- Stated task -
Search the records that follow and extract every line containing the string "quality".

- Listing -
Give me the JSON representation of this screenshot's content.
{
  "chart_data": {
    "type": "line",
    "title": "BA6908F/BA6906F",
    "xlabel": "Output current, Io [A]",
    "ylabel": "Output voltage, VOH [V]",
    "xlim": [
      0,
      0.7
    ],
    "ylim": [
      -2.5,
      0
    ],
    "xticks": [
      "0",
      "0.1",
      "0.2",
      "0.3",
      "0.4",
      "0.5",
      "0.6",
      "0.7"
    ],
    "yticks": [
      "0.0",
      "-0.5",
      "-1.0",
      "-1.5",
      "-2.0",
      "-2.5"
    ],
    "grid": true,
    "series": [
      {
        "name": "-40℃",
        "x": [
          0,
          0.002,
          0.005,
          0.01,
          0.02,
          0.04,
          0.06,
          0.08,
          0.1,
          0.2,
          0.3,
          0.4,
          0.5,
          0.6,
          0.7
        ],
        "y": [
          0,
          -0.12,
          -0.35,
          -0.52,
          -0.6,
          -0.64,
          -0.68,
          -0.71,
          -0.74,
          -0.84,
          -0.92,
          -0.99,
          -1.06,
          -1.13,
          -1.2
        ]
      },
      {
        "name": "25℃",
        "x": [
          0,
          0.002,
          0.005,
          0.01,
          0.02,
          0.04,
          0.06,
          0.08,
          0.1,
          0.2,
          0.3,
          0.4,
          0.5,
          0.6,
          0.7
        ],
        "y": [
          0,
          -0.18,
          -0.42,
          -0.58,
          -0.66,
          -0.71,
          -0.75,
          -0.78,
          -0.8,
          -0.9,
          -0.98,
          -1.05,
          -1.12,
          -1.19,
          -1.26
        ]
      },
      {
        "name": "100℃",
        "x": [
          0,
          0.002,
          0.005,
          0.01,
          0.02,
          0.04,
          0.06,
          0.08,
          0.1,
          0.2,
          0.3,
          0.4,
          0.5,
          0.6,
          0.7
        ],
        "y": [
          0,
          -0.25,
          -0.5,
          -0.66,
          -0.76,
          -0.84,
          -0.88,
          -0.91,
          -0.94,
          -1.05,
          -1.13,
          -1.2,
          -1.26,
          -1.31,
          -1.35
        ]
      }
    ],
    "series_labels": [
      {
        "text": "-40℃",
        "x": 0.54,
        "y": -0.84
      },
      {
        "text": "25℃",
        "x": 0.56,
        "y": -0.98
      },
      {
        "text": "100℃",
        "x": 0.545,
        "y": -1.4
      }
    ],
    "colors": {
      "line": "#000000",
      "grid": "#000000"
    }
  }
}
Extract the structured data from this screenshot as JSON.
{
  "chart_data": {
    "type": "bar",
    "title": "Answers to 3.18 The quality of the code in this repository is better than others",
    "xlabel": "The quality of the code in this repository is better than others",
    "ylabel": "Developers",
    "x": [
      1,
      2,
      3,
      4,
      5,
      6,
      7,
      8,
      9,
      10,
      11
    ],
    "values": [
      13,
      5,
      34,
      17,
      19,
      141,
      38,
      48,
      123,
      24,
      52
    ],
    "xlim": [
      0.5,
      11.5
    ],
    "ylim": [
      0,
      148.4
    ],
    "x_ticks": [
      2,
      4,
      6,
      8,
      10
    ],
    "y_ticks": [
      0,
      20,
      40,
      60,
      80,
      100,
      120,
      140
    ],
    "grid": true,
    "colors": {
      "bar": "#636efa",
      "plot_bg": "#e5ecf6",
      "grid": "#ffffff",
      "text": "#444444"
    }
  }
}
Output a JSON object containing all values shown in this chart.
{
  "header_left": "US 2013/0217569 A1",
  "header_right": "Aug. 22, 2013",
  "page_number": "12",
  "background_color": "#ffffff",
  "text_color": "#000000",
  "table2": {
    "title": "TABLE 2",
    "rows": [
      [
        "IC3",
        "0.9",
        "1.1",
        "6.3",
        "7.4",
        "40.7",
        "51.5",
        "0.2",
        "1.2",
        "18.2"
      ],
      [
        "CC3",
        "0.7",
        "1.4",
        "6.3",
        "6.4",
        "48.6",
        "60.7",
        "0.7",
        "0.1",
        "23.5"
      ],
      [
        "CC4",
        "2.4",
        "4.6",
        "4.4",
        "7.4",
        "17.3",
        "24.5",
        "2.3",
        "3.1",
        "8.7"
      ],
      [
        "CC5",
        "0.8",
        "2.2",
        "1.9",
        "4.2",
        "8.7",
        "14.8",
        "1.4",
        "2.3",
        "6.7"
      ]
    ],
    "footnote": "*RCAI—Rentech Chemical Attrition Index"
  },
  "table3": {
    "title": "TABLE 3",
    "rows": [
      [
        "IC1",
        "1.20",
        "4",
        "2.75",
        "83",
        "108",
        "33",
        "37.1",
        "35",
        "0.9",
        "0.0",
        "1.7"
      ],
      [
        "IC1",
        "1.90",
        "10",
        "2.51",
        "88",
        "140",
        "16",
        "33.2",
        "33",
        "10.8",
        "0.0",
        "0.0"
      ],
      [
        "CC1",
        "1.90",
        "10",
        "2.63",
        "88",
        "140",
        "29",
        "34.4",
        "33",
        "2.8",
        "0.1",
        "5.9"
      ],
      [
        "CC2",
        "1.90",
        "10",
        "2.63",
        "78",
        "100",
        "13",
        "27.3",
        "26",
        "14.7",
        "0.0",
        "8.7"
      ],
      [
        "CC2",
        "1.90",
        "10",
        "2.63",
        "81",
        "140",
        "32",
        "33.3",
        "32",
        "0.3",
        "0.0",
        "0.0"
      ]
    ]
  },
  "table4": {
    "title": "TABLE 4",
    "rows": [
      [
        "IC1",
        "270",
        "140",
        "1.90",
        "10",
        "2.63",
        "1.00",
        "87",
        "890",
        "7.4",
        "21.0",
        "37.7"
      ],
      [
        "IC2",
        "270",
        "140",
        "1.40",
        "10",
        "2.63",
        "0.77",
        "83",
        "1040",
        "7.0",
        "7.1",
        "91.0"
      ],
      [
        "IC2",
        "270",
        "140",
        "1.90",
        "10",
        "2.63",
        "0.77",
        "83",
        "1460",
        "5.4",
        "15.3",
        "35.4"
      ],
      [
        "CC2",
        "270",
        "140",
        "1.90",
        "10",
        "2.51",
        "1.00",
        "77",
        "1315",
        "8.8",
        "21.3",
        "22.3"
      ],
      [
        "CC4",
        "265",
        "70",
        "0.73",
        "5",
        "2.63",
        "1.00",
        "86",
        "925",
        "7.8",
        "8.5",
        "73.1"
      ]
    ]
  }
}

- Finished answer -
    "title": "Answers to 3.18 The quality of the code in this repository is better than others",
    "xlabel": "The quality of the code in this repository is better than others",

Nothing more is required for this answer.